> _DATASET EXCERPTS_

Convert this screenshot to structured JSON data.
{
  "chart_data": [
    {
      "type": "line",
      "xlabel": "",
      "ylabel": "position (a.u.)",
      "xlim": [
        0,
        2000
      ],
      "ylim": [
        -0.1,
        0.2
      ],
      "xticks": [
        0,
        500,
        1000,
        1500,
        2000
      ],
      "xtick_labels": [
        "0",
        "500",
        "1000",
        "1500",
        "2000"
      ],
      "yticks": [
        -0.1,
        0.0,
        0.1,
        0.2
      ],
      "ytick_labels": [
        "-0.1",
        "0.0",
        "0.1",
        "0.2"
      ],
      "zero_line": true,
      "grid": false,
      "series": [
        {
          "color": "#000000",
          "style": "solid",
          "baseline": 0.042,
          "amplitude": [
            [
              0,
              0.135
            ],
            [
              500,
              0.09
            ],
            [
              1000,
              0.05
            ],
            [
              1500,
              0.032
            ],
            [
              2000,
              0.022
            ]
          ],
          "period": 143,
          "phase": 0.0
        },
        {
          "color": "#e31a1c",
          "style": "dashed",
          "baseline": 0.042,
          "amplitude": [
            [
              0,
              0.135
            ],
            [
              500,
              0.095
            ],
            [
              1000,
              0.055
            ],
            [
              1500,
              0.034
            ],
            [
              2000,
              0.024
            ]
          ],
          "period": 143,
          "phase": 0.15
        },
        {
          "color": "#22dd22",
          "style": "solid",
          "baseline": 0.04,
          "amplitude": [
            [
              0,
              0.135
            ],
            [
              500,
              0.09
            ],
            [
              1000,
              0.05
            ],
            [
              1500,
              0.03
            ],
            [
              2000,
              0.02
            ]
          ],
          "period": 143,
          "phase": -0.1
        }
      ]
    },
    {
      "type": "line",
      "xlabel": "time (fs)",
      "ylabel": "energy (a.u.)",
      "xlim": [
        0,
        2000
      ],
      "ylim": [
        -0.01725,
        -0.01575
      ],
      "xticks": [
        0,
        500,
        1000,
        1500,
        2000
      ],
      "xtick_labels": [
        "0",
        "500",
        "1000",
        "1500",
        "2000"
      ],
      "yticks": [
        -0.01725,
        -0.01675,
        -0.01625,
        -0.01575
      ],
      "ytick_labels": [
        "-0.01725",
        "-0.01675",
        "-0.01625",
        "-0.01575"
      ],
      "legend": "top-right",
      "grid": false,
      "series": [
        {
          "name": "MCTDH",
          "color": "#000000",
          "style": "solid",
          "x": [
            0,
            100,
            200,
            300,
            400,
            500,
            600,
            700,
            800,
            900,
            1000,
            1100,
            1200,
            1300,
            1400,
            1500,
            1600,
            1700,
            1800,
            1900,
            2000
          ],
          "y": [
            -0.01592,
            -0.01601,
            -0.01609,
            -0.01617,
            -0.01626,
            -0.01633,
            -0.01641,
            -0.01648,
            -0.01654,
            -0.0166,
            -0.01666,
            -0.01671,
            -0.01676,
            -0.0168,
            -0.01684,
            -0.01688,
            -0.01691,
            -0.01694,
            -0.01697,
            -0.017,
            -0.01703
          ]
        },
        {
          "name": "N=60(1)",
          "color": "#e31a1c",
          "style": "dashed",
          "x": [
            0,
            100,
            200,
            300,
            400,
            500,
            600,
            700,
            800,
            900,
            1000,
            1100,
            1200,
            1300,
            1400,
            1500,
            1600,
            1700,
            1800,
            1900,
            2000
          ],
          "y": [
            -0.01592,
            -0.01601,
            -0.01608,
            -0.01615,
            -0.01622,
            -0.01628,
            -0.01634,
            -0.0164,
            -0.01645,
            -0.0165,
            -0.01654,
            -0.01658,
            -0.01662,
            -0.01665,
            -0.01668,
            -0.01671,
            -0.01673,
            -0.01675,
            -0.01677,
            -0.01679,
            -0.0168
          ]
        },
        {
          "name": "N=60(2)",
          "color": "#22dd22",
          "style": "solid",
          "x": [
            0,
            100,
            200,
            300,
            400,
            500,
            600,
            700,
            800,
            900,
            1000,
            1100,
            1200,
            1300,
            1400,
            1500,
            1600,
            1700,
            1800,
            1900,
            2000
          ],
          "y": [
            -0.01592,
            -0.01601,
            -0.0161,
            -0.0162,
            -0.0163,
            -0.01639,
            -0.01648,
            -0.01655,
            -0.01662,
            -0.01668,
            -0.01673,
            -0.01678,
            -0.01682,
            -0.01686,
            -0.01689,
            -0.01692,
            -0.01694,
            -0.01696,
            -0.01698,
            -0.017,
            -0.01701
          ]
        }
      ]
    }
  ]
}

> _STATED EXERCISE_
Copy out the full set of records precisely, leaving nothing out.

> _EXERCISE SOLUTION_
Convert this screenshot to structured JSON data.
{
  "chart_data": [
    {
      "type": "line",
      "xlabel": "",
      "ylabel": "position (a.u.)",
      "xlim": [
        0,
        2000
      ],
      "ylim": [
        -0.1,
        0.2
      ],
      "xticks": [
        0,
        500,
        1000,
        1500,
        2000
      ],
      "xtick_labels": [
        "0",
        "500",
        "1000",
        "1500",
        "2000"
      ],
      "yticks": [
        -0.1,
        0.0,
        0.1,
        0.2
      ],
      "ytick_labels": [
        "-0.1",
        "0.0",
        "0.1",
        "0.2"
      ],
      "zero_line": true,
      "grid": false,
      "series": [
        {
          "color": "#000000",
          "style": "solid",
          "baseline": 0.042,
          "amplitude": [
            [
              0,
              0.135
            ],
            [
              500,
              0.09
            ],
            [
              1000,
              0.05
            ],
            [
              1500,
              0.032
            ],
            [
              2000,
              0.022
            ]
          ],
          "period": 143,
          "phase": 0.0
        },
        {
          "color": "#e31a1c",
          "style": "dashed",
          "baseline": 0.042,
          "amplitude": [
            [
              0,
              0.135
            ],
            [
              500,
              0.095
            ],
            [
              1000,
              0.055
            ],
            [
              1500,
              0.034
            ],
            [
              2000,
              0.024
            ]
          ],
          "period": 143,
          "phase": 0.15
        },
        {
          "color": "#22dd22",
          "style": "solid",
          "baseline": 0.04,
          "amplitude": [
            [
              0,
              0.135
            ],
            [
              500,
              0.09
            ],
            [
              1000,
              0.05
            ],
            [
              1500,
              0.03
            ],
            [
              2000,
              0.02
            ]
          ],
          "period": 143,
          "phase": -0.1
        }
      ]
    },
    {
      "type": "line",
      "xlabel": "time (fs)",
      "ylabel": "energy (a.u.)",
      "xlim": [
        0,
        2000
      ],
      "ylim": [
        -0.01725,
        -0.01575
      ],
      "xticks": [
        0,
        500,
        1000,
        1500,
        2000
      ],
      "xtick_labels": [
        "0",
        "500",
        "1000",
        "1500",
        "2000"
      ],
      "yticks": [
        -0.01725,
        -0.01675,
        -0.01625,
        -0.01575
      ],
      "ytick_labels": [
        "-0.01725",
        "-0.01675",
        "-0.01625",
        "-0.01575"
      ],
      "legend": "top-right",
      "grid": false,
      "series": [
        {
          "name": "MCTDH",
          "color": "#000000",
          "style": "solid",
          "x": [
            0,
            100,
            200,
            300,
            400,
            500,
            600,
            700,
            800,
            900,
            1000,
            1100,
            1200,
            1300,
            1400,
            1500,
            1600,
            1700,
            1800,
            1900,
            2000
          ],
          "y": [
            -0.01592,
            -0.01601,
            -0.01609,
            -0.01617,
            -0.01626,
            -0.01633,
            -0.01641,
            -0.01648,
            -0.01654,
            -0.0166,
            -0.01666,
            -0.01671,
            -0.01676,
            -0.0168,
            -0.01684,
            -0.01688,
            -0.01691,
            -0.01694,
            -0.01697,
            -0.017,
            -0.01703
          ]
        },
        {
          "name": "N=60(1)",
          "color": "#e31a1c",
          "style": "dashed",
          "x": [
            0,
            100,
            200,
            300,
            400,
            500,
            600,
            700,
            800,
            900,
            1000,
            1100,
            1200,
            1300,
            1400,
            1500,
            1600,
            1700,
            1800,
            1900,
            2000
          ],
          "y": [
            -0.01592,
            -0.01601,
            -0.01608,
            -0.01615,
            -0.01622,
            -0.01628,
            -0.01634,
            -0.0164,
            -0.01645,
            -0.0165,
            -0.01654,
            -0.01658,
            -0.01662,
            -0.01665,
            -0.01668,
            -0.01671,
            -0.01673,
            -0.01675,
            -0.01677,
            -0.01679,
            -0.0168
          ]
        },
        {
          "name": "N=60(2)",
          "color": "#22dd22",
          "style": "solid",
          "x": [
            0,
            100,
            200,
            300,
            400,
            500,
            600,
            700,
            800,
            900,
            1000,
            1100,
            1200,
            1300,
            1400,
            1500,
            1600,
            1700,
            1800,
            1900,
            2000
          ],
          "y": [
            -0.01592,
            -0.01601,
            -0.0161,
            -0.0162,
            -0.0163,
            -0.01639,
            -0.01648,
            -0.01655,
            -0.01662,
            -0.01668,
            -0.01673,
            -0.01678,
            -0.01682,
            -0.01686,
            -0.01689,
            -0.01692,
            -0.01694,
            -0.01696,
            -0.01698,
            -0.017,
            -0.01701
          ]
        }
      ]
    }
  ]
}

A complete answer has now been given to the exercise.